# [Exercise objective]
Whenever a line contains the string "name", copy it out of the entries.

# [Provided data]
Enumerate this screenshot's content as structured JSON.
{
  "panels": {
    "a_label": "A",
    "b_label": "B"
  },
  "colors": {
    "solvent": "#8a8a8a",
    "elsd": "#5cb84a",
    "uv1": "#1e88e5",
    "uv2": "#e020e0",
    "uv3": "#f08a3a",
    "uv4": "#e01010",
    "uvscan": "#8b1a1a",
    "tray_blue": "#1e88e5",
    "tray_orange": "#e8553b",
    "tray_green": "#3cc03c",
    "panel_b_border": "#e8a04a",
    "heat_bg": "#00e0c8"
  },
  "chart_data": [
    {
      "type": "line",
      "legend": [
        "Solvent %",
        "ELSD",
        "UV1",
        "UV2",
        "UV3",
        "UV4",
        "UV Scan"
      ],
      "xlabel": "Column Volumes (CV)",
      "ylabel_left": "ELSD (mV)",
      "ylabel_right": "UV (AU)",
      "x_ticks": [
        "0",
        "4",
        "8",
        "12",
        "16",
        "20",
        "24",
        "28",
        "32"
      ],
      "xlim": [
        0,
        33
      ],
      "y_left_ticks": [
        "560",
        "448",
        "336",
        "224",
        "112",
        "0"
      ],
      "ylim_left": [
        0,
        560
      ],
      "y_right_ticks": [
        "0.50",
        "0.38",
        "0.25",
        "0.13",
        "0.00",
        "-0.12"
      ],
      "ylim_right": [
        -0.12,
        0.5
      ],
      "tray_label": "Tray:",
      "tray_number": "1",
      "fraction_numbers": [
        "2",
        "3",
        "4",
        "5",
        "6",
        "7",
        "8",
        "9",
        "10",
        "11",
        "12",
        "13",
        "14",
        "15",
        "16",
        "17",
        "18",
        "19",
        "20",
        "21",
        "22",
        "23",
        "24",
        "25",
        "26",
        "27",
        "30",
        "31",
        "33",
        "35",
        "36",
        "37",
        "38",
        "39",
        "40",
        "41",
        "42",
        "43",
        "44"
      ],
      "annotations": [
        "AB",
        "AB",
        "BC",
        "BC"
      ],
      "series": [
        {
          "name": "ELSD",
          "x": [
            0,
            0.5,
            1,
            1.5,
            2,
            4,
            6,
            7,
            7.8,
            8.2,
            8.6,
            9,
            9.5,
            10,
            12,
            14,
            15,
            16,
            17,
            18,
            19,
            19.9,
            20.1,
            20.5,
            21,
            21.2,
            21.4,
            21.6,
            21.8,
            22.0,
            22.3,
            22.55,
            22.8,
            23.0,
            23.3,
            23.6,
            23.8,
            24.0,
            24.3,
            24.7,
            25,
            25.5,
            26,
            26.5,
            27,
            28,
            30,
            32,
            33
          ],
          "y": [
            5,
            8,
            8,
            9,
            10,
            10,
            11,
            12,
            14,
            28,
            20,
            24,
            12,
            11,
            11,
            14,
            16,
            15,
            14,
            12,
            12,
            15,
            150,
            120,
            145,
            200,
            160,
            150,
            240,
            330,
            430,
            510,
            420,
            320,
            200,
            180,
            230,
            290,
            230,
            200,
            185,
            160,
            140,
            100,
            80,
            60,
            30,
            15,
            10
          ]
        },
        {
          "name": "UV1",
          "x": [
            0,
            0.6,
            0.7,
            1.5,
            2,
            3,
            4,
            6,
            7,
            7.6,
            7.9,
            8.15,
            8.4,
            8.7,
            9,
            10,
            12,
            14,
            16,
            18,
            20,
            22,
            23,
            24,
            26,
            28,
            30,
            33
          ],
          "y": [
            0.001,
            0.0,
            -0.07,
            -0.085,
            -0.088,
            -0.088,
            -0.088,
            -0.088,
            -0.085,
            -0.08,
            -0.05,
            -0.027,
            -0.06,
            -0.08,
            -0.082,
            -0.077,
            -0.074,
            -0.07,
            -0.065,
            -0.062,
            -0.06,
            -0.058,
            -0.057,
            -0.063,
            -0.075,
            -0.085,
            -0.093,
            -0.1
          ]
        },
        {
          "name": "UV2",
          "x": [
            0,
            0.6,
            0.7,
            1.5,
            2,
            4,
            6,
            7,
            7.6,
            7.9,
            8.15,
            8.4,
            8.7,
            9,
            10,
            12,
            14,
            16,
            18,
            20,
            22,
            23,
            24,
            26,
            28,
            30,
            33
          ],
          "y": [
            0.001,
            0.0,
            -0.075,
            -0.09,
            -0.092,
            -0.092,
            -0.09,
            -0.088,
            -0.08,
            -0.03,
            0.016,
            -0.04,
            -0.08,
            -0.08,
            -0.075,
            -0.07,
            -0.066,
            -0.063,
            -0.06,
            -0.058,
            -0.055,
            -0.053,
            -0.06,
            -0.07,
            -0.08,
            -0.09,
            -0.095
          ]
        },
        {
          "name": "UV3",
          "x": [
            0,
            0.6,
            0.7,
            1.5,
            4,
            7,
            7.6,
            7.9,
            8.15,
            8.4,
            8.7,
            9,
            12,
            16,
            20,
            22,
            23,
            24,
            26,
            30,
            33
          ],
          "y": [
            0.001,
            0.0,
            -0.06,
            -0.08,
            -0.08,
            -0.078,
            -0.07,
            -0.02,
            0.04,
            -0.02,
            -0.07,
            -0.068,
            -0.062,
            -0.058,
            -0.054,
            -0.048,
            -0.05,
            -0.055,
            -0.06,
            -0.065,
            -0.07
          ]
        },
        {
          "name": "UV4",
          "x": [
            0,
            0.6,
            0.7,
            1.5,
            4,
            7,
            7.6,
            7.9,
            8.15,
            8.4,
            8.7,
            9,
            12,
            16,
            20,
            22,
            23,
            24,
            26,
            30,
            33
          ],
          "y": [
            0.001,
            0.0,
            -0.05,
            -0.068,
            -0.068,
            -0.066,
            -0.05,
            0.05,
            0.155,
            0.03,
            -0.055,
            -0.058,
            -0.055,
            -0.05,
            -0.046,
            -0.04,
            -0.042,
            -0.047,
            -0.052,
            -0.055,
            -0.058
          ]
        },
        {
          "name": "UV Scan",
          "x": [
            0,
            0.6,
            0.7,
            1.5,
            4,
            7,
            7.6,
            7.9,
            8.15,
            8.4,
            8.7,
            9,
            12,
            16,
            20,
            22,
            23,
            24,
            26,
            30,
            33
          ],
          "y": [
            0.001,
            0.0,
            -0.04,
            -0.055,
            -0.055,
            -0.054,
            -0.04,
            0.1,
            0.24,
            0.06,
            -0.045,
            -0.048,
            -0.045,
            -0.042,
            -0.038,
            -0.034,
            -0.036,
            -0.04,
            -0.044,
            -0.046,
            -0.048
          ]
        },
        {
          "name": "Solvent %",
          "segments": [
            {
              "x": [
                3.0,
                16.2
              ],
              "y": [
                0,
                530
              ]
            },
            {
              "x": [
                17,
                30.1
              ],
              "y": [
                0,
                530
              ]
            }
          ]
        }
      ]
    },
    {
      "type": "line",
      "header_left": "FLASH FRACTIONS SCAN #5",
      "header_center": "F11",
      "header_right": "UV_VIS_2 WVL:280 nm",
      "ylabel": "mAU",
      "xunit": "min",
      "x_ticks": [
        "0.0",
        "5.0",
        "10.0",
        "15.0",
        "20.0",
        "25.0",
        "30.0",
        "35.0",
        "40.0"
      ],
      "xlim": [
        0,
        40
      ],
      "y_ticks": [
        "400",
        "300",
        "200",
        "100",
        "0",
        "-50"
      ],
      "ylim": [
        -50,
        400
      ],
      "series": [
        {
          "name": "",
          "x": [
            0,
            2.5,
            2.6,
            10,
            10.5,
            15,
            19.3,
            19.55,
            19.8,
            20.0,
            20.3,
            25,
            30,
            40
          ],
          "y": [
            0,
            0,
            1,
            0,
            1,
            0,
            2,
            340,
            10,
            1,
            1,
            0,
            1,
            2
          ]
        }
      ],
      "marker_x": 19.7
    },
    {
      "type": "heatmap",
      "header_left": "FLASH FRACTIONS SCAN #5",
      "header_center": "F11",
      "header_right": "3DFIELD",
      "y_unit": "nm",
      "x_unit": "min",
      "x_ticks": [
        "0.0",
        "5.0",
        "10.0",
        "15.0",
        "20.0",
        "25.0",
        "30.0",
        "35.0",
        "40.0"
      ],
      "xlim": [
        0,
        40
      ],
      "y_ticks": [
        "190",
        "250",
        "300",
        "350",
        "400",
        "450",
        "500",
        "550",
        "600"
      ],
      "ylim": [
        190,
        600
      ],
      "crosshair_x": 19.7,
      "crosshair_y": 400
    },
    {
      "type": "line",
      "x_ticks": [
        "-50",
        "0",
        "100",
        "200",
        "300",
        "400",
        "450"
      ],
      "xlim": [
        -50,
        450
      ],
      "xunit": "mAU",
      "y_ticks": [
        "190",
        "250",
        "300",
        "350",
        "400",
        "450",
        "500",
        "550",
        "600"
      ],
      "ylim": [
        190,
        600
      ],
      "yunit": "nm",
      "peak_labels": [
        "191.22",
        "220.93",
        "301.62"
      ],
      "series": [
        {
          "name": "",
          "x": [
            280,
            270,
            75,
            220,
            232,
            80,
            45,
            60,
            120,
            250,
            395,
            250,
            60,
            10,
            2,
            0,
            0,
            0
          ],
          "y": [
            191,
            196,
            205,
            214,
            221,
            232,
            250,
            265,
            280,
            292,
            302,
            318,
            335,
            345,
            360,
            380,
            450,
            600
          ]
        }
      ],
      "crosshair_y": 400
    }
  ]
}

# [The solution]
          "name": "ELSD",
          "name": "UV1",
          "name": "UV2",
          "name": "UV3",
          "name": "UV4",
          "name": "UV Scan",
          "name": "Solvent %",
          "name": "",
          "name": "",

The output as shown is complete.